# Your instructions
All lines in the data bearing the string "polityki" should be identified and copied.

# Dataset rows
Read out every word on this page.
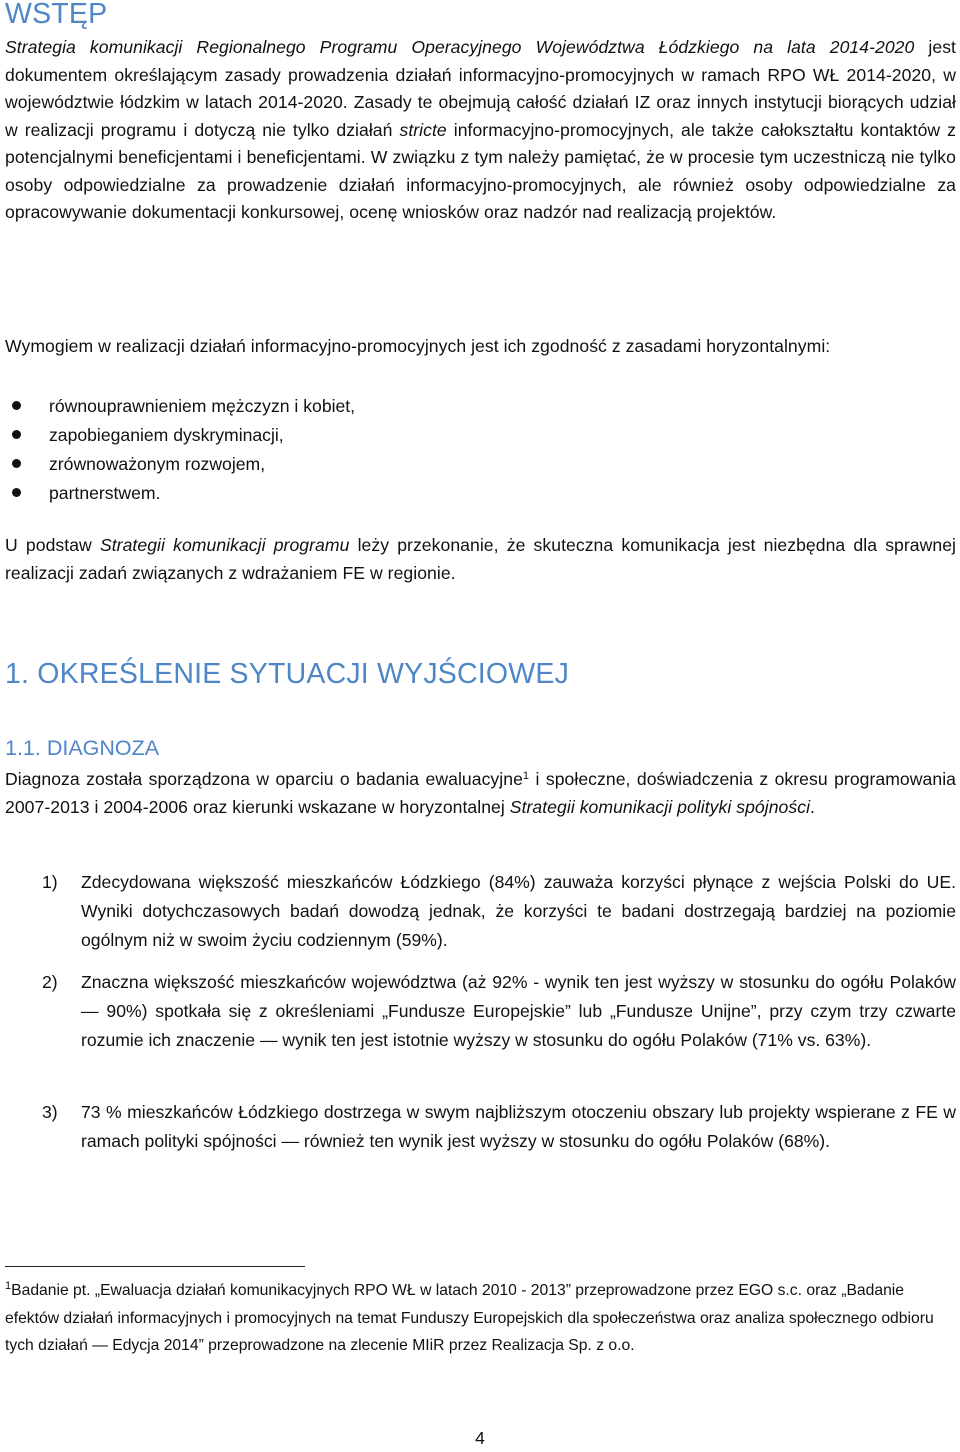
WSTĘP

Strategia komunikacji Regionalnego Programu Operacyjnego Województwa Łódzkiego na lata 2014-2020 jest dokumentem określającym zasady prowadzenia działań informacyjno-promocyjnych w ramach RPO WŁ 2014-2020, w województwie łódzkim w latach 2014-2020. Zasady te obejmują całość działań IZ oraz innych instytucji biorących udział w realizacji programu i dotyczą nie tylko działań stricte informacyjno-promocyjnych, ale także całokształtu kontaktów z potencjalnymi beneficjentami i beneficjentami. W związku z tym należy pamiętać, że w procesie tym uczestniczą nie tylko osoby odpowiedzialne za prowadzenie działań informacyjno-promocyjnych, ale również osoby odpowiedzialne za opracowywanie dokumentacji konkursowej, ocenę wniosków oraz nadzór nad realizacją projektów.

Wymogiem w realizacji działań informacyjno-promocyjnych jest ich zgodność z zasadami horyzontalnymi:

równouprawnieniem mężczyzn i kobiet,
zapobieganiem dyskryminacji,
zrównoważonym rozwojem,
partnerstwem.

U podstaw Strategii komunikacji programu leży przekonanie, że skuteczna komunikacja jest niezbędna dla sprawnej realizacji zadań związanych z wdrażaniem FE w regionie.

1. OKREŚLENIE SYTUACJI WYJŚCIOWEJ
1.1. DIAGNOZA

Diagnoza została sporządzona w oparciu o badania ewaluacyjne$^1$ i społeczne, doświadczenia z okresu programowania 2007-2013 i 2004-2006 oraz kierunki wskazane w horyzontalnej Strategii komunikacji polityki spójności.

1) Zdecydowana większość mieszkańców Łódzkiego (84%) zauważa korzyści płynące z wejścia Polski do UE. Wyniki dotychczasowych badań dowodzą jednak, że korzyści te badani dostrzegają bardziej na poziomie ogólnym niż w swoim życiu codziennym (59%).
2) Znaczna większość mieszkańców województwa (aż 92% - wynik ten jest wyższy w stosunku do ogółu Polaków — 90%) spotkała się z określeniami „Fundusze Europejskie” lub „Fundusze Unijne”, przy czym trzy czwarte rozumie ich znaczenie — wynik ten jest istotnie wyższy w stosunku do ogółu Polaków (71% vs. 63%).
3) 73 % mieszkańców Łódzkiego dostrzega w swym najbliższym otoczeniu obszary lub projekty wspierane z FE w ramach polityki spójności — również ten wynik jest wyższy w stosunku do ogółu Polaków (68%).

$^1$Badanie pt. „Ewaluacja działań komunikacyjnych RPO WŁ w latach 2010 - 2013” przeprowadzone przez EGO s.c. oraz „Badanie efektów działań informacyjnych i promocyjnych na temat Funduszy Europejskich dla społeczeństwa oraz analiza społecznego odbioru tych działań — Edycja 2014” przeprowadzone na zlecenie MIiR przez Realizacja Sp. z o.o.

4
==
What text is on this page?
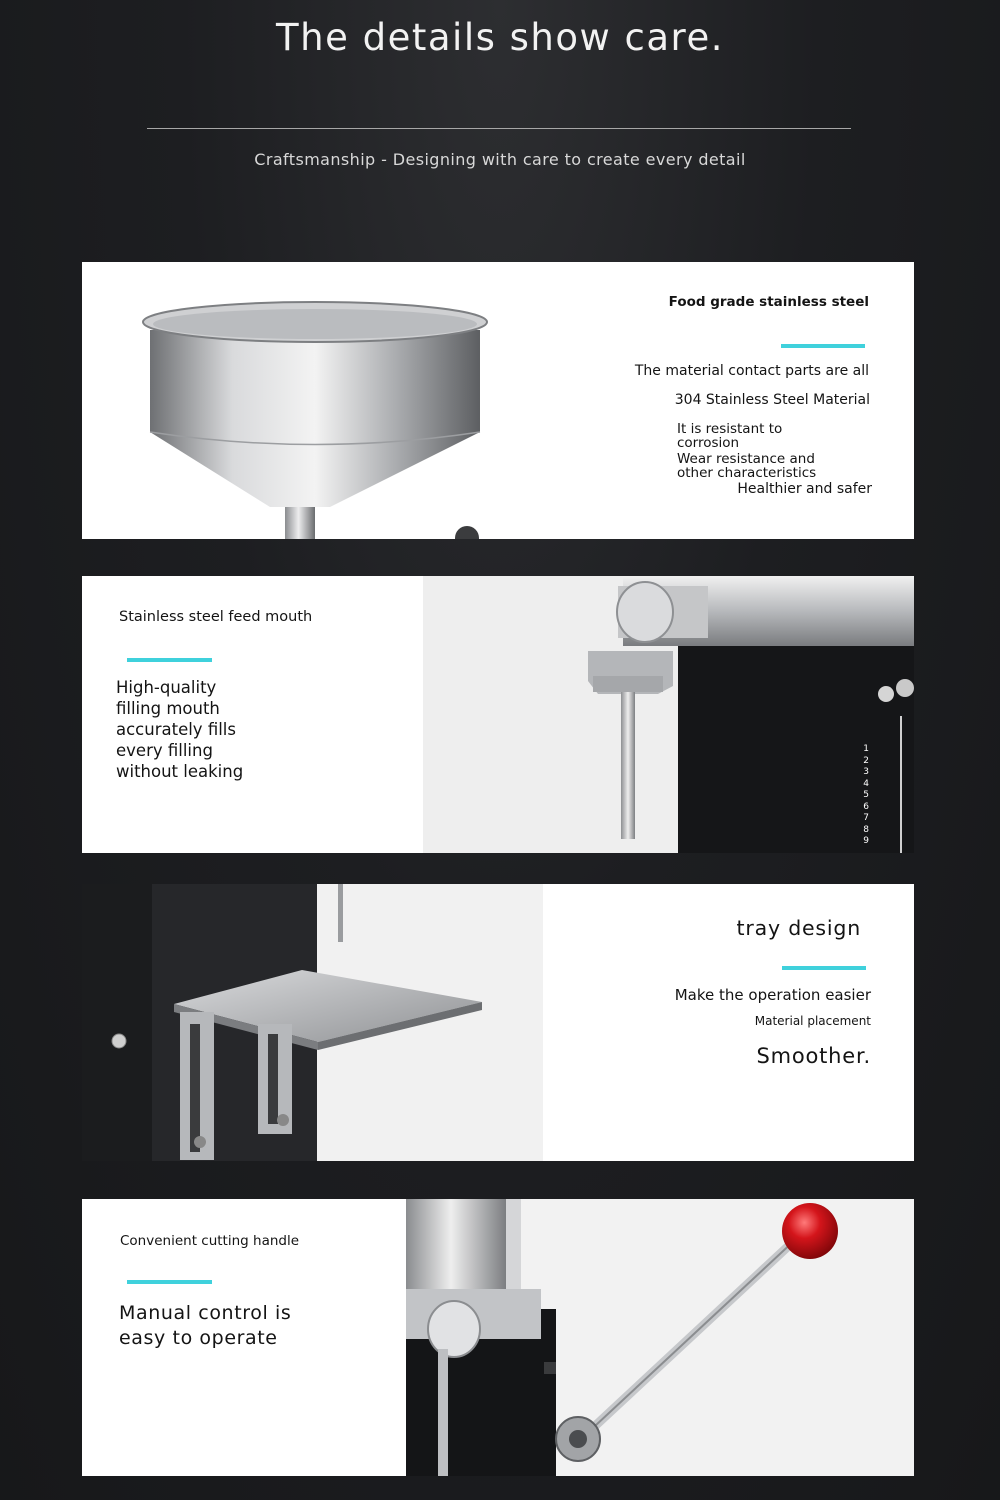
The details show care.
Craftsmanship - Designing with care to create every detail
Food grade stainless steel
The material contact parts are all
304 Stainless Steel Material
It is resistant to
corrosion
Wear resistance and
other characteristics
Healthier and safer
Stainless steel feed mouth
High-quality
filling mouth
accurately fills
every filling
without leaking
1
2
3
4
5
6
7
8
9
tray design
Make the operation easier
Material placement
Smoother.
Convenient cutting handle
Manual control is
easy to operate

# The answer
Diagnoza została sporządzona w oparciu o badania ewaluacyjne$^1$ i społeczne, doświadczenia z okresu programowania 2007-2013 i 2004-2006 oraz kierunki wskazane w horyzontalnej Strategii komunikacji polityki spójności.
3) 73 % mieszkańców Łódzkiego dostrzega w swym najbliższym otoczeniu obszary lub projekty wspierane z FE w ramach polityki spójności — również ten wynik jest wyższy w stosunku do ogółu Polaków (68%).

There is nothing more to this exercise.